--- start Data provided ---

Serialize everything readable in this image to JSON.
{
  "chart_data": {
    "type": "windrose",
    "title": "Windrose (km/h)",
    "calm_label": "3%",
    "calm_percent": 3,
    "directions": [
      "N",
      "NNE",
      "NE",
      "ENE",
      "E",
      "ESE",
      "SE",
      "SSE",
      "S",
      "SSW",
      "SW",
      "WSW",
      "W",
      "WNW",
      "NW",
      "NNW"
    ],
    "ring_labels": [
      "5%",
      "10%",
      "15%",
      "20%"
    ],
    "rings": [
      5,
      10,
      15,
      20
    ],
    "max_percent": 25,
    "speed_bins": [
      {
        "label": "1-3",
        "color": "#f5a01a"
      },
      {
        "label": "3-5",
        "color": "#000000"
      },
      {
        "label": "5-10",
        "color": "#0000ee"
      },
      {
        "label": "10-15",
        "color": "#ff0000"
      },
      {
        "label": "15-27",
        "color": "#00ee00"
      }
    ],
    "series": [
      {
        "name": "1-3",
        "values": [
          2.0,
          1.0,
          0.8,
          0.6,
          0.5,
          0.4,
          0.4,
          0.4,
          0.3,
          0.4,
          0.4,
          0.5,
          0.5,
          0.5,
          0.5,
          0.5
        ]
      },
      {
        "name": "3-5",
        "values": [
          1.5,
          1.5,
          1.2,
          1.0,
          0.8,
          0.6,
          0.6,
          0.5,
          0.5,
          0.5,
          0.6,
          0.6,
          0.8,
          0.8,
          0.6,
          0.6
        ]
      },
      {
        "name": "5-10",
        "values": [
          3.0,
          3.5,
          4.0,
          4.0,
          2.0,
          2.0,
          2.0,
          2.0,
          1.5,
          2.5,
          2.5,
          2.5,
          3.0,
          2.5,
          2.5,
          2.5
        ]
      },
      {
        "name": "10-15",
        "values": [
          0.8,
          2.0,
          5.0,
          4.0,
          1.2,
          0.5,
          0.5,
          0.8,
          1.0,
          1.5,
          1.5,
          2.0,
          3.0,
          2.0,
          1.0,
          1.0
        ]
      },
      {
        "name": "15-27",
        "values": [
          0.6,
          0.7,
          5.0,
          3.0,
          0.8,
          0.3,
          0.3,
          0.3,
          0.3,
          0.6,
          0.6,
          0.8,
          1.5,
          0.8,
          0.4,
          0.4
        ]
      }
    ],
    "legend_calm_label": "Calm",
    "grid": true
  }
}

--- end Data provided ---

#### [Task]
Return all of the above records exactly, leaving no line out.

#### [The answer]
Serialize everything readable in this image to JSON.
{
  "chart_data": {
    "type": "windrose",
    "title": "Windrose (km/h)",
    "calm_label": "3%",
    "calm_percent": 3,
    "directions": [
      "N",
      "NNE",
      "NE",
      "ENE",
      "E",
      "ESE",
      "SE",
      "SSE",
      "S",
      "SSW",
      "SW",
      "WSW",
      "W",
      "WNW",
      "NW",
      "NNW"
    ],
    "ring_labels": [
      "5%",
      "10%",
      "15%",
      "20%"
    ],
    "rings": [
      5,
      10,
      15,
      20
    ],
    "max_percent": 25,
    "speed_bins": [
      {
        "label": "1-3",
        "color": "#f5a01a"
      },
      {
        "label": "3-5",
        "color": "#000000"
      },
      {
        "label": "5-10",
        "color": "#0000ee"
      },
      {
        "label": "10-15",
        "color": "#ff0000"
      },
      {
        "label": "15-27",
        "color": "#00ee00"
      }
    ],
    "series": [
      {
        "name": "1-3",
        "values": [
          2.0,
          1.0,
          0.8,
          0.6,
          0.5,
          0.4,
          0.4,
          0.4,
          0.3,
          0.4,
          0.4,
          0.5,
          0.5,
          0.5,
          0.5,
          0.5
        ]
      },
      {
        "name": "3-5",
        "values": [
          1.5,
          1.5,
          1.2,
          1.0,
          0.8,
          0.6,
          0.6,
          0.5,
          0.5,
          0.5,
          0.6,
          0.6,
          0.8,
          0.8,
          0.6,
          0.6
        ]
      },
      {
        "name": "5-10",
        "values": [
          3.0,
          3.5,
          4.0,
          4.0,
          2.0,
          2.0,
          2.0,
          2.0,
          1.5,
          2.5,
          2.5,
          2.5,
          3.0,
          2.5,
          2.5,
          2.5
        ]
      },
      {
        "name": "10-15",
        "values": [
          0.8,
          2.0,
          5.0,
          4.0,
          1.2,
          0.5,
          0.5,
          0.8,
          1.0,
          1.5,
          1.5,
          2.0,
          3.0,
          2.0,
          1.0,
          1.0
        ]
      },
      {
        "name": "15-27",
        "values": [
          0.6,
          0.7,
          5.0,
          3.0,
          0.8,
          0.3,
          0.3,
          0.3,
          0.3,
          0.6,
          0.6,
          0.8,
          1.5,
          0.8,
          0.4,
          0.4
        ]
      }
    ],
    "legend_calm_label": "Calm",
    "grid": true
  }
}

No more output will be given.